▸ **Texte étudié**
La bibliothèque libre.
Louis Conard (Volume 8p. 114-115).

1731. À ÉMILE ZOLA.
[Paris, avril 1878.]
Mon Bon,

Lundi soir, j’avais fini le volume[1].

Il ne dépare pas la collection, soyez sans crainte, et je ne comprends pas vos doutes sur sa valeur.

Mais je n’en conseillerais pas la lecture à ma fille, si j’étais mère !!! Malgré mon grand âge, ce roman m’a troublé et excité. On a envie d’Hélène d’une façon démesurée et on comprend très bien votre docteur.

La double scène du rendez-vous est sublime. Je maintiens le mot. Le caractère de la petite fille est très vrai, très neuf. Son enterrement merveilleux. Le récit m’a entraîné, j’ai lu tout d’une seule haleine.

▸ **Exercices à faire**
a) Dans la lettre à Émile Zola, quelle scène du roman est jugée sublime ?
b) Reprenez la lettre à Émile Zola juste après sa dernière phrase et poursuivez-la sur quelques lignes.
Le matériel placé ensuite n'est pas nécessaire.

▸ **Inventaire**
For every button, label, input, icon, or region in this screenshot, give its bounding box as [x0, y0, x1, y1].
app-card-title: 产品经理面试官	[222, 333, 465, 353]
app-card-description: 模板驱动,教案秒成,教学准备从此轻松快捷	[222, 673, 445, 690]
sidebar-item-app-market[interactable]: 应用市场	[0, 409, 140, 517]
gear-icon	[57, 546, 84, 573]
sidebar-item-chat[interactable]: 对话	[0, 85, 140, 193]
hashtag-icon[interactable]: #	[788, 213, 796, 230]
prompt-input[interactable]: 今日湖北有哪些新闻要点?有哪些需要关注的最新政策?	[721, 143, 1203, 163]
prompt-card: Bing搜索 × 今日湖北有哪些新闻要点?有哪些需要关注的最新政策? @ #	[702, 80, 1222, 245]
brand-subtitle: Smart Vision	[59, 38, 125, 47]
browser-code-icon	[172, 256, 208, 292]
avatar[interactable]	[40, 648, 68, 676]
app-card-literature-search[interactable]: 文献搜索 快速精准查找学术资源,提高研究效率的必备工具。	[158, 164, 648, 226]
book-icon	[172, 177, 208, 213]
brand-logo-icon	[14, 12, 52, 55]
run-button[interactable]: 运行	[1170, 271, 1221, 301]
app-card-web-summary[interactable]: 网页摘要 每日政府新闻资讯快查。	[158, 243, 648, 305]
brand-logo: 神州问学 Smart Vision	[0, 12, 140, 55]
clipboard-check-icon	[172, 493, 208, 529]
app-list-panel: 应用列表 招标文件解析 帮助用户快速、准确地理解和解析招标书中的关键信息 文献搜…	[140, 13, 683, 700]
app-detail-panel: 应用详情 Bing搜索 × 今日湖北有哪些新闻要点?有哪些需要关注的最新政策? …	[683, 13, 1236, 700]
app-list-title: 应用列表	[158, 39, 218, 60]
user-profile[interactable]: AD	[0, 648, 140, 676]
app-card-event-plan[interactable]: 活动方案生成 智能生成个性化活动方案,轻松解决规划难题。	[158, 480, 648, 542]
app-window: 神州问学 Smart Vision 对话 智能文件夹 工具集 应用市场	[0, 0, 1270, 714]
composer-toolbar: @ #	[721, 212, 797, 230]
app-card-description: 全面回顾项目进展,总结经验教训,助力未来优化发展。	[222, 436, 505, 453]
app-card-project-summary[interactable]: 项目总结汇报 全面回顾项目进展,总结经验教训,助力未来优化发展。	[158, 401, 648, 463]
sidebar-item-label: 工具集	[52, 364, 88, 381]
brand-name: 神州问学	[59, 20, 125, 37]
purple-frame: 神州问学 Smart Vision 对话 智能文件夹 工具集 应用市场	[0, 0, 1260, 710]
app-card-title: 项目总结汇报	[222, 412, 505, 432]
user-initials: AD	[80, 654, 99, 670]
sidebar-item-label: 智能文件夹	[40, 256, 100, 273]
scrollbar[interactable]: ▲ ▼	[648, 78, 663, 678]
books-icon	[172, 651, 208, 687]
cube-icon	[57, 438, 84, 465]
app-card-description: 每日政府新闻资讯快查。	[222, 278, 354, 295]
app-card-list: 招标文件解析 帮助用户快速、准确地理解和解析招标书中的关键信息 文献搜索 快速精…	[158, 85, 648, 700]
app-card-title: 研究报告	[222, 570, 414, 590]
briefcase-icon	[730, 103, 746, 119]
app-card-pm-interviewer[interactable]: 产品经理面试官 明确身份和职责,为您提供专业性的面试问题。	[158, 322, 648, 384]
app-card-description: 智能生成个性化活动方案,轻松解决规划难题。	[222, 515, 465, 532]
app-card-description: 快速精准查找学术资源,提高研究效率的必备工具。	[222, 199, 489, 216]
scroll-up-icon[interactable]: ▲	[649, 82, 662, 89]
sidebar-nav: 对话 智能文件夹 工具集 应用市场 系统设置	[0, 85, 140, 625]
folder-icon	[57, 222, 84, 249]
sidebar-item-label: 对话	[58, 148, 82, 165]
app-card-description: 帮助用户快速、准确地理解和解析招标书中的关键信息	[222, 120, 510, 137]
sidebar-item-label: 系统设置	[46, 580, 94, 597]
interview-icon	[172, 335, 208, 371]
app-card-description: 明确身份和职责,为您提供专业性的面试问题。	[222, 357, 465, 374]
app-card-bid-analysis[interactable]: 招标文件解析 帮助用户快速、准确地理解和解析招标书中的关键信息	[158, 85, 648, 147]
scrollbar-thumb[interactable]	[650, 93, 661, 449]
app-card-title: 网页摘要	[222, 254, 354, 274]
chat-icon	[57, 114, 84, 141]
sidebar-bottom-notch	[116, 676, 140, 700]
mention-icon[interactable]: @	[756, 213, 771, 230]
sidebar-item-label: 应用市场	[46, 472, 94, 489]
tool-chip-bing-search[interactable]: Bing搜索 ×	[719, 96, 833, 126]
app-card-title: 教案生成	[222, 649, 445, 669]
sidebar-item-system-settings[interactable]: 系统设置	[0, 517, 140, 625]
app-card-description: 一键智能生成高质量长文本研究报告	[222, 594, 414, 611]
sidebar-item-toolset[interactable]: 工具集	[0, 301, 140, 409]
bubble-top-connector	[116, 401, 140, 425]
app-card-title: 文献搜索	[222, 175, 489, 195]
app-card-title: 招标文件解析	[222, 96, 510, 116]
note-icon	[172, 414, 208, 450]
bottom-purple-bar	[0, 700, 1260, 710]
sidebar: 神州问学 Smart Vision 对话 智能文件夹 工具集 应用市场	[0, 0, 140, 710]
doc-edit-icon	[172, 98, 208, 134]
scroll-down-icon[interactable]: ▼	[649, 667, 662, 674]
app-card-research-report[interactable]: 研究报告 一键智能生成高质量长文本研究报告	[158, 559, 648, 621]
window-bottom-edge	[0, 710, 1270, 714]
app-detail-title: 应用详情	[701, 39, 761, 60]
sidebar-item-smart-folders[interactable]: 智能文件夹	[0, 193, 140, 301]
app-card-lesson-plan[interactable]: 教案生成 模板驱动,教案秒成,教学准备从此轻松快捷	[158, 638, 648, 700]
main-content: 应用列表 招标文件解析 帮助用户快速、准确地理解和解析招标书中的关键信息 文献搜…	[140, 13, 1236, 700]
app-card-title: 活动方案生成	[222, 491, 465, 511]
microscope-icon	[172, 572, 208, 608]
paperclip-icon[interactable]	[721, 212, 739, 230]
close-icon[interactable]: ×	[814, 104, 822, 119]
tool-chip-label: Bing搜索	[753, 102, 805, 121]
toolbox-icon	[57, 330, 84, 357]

▸ **Corrigé**
a) La double scène du rendez-vous.

b)
Maintenant voici mes réserves : trop de descriptions de Paris, et Zéphyrin n’est pas bien amusant. Comme personnages secondaires, le meilleur, selon moi, c’est Matignon. Sa tête, quand Juliette blague son appartement, est quelque chose de délicieux et d’inattendu.

Le mois de Marie, le bal d’enfants, l’attente de Jeanne sont des morceaux qui vous restent dans la tête.

Quoi encore ? Je ne sais plus. Je vais relire.

Je serais bien étonné si vous n’aviez pas un grand succès de femme.

Plusieurs fois en vous lisant je me suis arrêté pour vous envier et faire un triste retour sur mon roman à moi — mon pédantesque roman ! qui n’amusera pas comme le vôtre !

Vous êtes ung mâle. Mais ce n’est pas d’hier que je le sais.

À dimanche et tout à vous. Votre vieux.


  1. Une page d’amour.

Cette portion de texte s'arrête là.